* WHAT IS EXPECTED:
What is the number of lines in the data holding the word "CITROËN"? Give that number by itself.

* RECORDS SHOWN:
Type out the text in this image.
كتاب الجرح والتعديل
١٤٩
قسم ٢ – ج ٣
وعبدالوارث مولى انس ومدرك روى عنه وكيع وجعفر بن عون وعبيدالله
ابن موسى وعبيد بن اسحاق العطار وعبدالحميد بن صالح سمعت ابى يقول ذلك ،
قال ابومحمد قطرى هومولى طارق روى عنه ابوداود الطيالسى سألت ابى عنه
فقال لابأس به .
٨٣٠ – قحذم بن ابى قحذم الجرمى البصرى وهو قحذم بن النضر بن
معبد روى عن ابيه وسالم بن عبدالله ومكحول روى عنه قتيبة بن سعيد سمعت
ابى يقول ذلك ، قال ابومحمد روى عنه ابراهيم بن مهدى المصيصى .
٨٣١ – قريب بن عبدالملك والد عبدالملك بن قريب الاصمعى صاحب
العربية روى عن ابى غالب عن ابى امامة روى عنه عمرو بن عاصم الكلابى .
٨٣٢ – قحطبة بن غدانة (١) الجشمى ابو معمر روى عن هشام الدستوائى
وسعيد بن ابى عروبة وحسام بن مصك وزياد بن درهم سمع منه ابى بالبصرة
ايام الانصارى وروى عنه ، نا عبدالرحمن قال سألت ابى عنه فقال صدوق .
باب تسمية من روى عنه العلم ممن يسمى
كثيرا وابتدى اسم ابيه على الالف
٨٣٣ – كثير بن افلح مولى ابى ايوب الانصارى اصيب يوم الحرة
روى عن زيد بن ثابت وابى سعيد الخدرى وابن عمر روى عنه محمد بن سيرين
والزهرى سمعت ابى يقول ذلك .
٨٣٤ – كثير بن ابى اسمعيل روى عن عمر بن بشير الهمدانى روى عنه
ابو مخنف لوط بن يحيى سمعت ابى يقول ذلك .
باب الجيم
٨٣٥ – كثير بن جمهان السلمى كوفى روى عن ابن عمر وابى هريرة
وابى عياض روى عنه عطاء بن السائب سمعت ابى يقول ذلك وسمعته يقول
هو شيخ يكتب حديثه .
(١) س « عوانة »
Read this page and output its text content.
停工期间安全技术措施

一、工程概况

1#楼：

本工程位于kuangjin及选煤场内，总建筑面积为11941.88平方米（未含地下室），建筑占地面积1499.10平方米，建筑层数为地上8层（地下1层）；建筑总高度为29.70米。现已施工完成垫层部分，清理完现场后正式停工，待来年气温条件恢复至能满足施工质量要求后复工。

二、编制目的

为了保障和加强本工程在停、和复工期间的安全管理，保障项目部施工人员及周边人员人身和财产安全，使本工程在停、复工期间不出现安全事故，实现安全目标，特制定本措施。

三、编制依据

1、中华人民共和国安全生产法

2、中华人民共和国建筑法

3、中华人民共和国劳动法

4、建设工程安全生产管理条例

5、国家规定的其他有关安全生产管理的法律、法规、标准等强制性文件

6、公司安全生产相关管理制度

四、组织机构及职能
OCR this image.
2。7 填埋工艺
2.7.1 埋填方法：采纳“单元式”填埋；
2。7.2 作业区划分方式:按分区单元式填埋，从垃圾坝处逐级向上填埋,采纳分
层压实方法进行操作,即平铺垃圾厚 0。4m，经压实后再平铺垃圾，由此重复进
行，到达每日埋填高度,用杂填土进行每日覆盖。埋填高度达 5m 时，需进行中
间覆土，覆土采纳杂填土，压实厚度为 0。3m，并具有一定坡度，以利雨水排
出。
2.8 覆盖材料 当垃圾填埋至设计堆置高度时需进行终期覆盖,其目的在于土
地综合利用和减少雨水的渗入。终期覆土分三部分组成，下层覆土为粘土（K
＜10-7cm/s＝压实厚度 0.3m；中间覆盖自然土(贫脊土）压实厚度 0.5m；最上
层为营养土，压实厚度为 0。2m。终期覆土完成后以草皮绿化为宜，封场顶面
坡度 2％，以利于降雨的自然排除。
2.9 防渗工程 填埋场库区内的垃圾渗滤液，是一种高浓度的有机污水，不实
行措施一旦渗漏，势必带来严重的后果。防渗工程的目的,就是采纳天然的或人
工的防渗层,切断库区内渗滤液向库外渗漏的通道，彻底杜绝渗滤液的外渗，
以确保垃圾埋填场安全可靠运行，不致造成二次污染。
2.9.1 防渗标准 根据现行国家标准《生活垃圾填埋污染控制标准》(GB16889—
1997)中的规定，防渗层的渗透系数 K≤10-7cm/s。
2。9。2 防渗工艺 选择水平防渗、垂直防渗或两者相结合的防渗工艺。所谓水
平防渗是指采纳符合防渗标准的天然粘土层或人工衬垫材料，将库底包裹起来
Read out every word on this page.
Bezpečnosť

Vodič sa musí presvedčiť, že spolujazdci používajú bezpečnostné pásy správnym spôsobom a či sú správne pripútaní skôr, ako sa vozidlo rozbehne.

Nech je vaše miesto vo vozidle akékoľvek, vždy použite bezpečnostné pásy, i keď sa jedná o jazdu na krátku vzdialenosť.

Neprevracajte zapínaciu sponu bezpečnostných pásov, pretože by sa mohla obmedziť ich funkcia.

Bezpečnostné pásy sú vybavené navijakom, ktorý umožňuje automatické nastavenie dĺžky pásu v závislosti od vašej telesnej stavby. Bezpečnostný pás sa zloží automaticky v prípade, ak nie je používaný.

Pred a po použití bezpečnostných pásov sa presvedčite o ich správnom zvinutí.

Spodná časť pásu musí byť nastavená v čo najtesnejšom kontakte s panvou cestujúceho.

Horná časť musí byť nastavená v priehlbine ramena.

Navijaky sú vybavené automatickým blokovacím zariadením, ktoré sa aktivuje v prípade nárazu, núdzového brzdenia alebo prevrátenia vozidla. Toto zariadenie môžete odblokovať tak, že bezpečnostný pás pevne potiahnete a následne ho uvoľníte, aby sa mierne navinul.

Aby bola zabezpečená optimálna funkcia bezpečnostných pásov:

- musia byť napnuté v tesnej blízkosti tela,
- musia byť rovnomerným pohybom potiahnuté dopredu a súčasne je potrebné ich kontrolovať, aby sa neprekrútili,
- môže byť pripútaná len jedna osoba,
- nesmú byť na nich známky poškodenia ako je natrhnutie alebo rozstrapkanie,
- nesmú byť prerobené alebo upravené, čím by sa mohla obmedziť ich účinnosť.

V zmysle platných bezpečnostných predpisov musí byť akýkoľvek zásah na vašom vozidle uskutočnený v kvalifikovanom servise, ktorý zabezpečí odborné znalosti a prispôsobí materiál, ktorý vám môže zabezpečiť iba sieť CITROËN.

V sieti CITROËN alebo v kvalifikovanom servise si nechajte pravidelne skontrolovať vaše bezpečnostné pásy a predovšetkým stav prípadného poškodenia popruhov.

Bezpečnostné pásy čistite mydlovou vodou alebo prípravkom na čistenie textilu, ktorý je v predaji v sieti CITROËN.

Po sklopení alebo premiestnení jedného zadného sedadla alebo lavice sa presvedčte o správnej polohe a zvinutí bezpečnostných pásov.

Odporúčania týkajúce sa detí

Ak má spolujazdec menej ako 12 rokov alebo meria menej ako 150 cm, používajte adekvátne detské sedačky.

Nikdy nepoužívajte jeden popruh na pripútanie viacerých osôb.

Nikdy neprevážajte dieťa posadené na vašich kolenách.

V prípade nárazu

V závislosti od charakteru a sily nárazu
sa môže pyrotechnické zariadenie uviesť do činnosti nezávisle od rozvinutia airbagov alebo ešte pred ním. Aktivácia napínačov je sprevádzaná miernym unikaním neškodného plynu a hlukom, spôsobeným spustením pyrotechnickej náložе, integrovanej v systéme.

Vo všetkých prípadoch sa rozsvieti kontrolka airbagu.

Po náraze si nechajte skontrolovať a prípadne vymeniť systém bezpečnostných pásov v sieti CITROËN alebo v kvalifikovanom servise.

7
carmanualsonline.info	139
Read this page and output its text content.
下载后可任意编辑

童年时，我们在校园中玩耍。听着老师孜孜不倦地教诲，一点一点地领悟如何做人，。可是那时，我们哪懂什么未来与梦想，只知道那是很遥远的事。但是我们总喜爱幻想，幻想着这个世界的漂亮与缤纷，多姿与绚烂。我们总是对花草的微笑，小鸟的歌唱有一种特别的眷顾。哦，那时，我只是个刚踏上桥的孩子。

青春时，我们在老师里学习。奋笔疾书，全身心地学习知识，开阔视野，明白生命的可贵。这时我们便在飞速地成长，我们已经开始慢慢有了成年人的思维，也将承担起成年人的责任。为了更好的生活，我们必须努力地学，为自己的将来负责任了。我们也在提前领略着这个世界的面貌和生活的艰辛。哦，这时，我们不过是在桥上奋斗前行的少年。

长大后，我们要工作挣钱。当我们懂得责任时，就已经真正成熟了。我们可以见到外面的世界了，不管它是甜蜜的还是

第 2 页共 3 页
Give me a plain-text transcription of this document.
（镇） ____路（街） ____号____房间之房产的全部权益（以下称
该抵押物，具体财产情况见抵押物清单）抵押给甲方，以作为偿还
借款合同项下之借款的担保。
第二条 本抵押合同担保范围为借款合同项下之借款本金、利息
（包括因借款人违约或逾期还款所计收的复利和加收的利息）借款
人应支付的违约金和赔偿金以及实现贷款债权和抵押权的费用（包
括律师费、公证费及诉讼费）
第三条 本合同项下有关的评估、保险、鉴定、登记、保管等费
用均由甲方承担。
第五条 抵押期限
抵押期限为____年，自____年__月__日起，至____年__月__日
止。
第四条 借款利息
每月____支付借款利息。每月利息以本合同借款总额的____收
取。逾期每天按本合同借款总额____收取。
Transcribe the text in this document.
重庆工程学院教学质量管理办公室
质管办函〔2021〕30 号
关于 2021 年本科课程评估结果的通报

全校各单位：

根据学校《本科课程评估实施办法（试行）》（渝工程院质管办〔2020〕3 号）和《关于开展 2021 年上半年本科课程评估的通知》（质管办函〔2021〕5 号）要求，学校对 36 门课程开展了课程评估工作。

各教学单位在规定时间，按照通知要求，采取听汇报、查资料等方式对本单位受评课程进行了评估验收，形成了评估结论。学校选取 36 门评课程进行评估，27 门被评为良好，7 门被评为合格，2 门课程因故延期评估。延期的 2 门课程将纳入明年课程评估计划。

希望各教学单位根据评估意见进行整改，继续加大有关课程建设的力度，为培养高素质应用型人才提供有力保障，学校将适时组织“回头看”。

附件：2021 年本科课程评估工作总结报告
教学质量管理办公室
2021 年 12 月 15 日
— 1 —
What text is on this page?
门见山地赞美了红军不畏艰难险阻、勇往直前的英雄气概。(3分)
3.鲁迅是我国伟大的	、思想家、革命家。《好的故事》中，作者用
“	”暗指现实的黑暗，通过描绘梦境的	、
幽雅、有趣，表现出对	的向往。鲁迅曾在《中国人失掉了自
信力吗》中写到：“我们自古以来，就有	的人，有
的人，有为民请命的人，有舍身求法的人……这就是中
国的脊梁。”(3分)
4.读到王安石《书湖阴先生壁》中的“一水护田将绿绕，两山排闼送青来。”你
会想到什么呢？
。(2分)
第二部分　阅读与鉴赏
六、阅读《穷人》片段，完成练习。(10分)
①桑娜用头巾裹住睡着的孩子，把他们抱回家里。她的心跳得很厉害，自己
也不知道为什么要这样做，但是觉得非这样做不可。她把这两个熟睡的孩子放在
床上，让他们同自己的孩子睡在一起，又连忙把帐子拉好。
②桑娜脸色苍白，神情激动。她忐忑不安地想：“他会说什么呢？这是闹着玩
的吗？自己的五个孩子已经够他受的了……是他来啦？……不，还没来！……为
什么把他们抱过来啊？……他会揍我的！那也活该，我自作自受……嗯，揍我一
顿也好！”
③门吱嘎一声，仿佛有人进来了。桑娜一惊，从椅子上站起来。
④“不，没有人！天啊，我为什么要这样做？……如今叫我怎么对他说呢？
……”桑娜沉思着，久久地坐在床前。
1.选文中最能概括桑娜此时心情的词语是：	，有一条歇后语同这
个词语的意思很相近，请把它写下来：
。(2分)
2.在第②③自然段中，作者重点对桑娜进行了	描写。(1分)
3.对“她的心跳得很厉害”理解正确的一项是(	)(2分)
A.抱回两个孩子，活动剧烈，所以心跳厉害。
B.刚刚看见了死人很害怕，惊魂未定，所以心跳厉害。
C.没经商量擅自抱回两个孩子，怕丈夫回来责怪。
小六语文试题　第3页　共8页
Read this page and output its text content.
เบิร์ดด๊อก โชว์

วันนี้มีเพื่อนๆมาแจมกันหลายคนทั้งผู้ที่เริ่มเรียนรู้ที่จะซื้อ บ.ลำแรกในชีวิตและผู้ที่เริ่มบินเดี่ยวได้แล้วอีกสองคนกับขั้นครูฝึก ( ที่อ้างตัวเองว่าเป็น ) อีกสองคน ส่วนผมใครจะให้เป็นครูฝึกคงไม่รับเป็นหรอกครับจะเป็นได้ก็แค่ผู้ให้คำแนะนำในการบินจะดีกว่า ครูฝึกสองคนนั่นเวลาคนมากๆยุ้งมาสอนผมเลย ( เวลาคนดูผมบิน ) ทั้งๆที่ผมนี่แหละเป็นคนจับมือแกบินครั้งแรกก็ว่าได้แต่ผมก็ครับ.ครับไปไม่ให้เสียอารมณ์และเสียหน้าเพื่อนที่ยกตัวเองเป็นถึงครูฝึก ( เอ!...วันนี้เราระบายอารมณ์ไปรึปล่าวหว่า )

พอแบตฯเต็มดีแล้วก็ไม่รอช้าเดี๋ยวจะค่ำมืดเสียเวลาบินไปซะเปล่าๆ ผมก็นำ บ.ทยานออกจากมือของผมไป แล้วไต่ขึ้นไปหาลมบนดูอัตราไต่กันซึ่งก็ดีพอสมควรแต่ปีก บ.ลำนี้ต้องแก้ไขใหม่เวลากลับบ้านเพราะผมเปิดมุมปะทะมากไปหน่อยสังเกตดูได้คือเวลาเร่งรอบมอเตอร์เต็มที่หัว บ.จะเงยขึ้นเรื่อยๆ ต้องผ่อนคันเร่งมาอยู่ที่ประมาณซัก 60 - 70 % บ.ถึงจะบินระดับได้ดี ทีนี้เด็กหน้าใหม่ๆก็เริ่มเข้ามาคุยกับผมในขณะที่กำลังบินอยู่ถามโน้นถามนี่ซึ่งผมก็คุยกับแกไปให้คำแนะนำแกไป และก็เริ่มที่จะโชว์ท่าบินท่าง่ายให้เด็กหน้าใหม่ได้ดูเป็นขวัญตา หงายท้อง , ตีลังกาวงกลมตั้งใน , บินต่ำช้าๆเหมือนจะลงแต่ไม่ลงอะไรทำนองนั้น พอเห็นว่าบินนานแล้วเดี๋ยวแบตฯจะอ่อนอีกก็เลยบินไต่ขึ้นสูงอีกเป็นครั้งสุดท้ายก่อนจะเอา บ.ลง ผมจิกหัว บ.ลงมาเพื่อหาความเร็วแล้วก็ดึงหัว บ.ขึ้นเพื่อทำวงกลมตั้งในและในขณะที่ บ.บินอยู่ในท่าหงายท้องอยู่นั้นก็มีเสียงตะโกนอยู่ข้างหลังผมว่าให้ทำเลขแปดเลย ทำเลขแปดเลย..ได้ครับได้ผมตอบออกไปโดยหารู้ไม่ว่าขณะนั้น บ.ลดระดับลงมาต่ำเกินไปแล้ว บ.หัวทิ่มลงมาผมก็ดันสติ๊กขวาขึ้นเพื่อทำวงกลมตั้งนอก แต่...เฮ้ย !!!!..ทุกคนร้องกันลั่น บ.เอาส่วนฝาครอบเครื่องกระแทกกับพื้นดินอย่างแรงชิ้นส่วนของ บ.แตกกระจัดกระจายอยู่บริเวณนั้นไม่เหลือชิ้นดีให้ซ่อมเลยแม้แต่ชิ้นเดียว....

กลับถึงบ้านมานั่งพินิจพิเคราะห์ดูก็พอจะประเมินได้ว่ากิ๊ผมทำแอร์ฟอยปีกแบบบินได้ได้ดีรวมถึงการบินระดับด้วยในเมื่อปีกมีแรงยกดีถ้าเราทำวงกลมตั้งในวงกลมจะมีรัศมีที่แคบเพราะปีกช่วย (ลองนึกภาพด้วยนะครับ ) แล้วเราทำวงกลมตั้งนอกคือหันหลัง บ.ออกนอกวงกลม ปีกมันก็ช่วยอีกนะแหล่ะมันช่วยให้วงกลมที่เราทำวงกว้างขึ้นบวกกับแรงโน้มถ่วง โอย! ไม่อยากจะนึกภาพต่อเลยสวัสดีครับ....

* CORRECT OUTPUT:
4